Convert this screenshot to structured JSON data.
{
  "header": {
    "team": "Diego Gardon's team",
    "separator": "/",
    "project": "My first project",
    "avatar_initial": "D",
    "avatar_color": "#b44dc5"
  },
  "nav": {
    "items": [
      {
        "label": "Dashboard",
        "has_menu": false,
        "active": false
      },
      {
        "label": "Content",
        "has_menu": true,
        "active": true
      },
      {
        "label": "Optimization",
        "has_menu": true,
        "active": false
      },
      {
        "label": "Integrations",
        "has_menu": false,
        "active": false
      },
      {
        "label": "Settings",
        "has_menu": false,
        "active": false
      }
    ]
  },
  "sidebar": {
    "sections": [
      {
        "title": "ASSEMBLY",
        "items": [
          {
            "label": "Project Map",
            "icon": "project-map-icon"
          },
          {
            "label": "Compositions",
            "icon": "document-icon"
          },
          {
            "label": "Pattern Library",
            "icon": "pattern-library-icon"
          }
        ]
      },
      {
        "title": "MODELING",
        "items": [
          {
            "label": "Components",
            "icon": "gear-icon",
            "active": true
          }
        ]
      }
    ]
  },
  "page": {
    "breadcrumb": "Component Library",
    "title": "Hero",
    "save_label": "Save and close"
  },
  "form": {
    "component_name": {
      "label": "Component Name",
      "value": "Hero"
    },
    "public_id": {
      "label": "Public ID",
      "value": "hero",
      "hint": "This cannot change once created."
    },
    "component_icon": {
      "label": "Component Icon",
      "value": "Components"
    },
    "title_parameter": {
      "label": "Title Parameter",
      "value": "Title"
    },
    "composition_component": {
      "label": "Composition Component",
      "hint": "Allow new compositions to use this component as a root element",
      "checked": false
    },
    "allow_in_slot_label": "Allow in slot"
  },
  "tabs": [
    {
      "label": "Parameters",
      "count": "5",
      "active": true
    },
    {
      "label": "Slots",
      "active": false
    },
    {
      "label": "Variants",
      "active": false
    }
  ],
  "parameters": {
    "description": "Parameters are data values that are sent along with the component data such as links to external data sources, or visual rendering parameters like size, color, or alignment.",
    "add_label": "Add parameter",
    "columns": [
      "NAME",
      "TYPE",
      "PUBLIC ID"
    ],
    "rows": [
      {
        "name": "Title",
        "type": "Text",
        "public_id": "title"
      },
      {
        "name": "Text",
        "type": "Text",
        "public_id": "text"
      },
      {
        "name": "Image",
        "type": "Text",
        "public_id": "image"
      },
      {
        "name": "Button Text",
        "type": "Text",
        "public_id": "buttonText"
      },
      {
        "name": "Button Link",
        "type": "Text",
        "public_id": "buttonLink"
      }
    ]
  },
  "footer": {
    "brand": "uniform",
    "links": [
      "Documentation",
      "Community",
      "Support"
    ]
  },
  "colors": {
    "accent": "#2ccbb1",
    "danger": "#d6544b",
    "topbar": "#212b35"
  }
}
────────
▶ [WORK TO DO]: Scan the material above and determine how many lines include the word "data"; report only the number.

▶ [RIGHT ANSWER]: 2